Task
Reproduce all records verbatim.

Dataset records
════════

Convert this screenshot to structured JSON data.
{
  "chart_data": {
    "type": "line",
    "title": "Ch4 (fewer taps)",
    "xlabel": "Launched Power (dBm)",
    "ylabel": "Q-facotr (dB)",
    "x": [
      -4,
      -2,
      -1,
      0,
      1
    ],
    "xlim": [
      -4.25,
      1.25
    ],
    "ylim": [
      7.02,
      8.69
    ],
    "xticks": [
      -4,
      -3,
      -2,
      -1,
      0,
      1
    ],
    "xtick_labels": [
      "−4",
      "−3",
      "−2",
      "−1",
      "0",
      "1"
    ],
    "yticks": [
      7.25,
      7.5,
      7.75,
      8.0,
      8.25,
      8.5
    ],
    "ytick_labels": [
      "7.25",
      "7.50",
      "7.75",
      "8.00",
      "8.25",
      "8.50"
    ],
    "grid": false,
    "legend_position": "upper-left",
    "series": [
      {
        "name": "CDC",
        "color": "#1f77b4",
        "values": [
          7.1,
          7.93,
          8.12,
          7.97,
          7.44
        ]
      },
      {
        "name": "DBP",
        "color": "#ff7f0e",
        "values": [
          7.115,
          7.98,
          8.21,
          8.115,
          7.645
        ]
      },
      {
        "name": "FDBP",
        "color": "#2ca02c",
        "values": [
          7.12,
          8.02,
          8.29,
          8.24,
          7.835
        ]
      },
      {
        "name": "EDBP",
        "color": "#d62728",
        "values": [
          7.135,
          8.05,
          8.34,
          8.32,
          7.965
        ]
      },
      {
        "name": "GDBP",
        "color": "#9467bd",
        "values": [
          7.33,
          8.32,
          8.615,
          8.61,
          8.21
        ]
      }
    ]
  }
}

════════

Solution to the exercise
Convert this screenshot to structured JSON data.
{
  "chart_data": {
    "type": "line",
    "title": "Ch4 (fewer taps)",
    "xlabel": "Launched Power (dBm)",
    "ylabel": "Q-facotr (dB)",
    "x": [
      -4,
      -2,
      -1,
      0,
      1
    ],
    "xlim": [
      -4.25,
      1.25
    ],
    "ylim": [
      7.02,
      8.69
    ],
    "xticks": [
      -4,
      -3,
      -2,
      -1,
      0,
      1
    ],
    "xtick_labels": [
      "−4",
      "−3",
      "−2",
      "−1",
      "0",
      "1"
    ],
    "yticks": [
      7.25,
      7.5,
      7.75,
      8.0,
      8.25,
      8.5
    ],
    "ytick_labels": [
      "7.25",
      "7.50",
      "7.75",
      "8.00",
      "8.25",
      "8.50"
    ],
    "grid": false,
    "legend_position": "upper-left",
    "series": [
      {
        "name": "CDC",
        "color": "#1f77b4",
        "values": [
          7.1,
          7.93,
          8.12,
          7.97,
          7.44
        ]
      },
      {
        "name": "DBP",
        "color": "#ff7f0e",
        "values": [
          7.115,
          7.98,
          8.21,
          8.115,
          7.645
        ]
      },
      {
        "name": "FDBP",
        "color": "#2ca02c",
        "values": [
          7.12,
          8.02,
          8.29,
          8.24,
          7.835
        ]
      },
      {
        "name": "EDBP",
        "color": "#d62728",
        "values": [
          7.135,
          8.05,
          8.34,
          8.32,
          7.965
        ]
      },
      {
        "name": "GDBP",
        "color": "#9467bd",
        "values": [
          7.33,
          8.32,
          8.615,
          8.61,
          8.21
        ]
      }
    ]
  }
}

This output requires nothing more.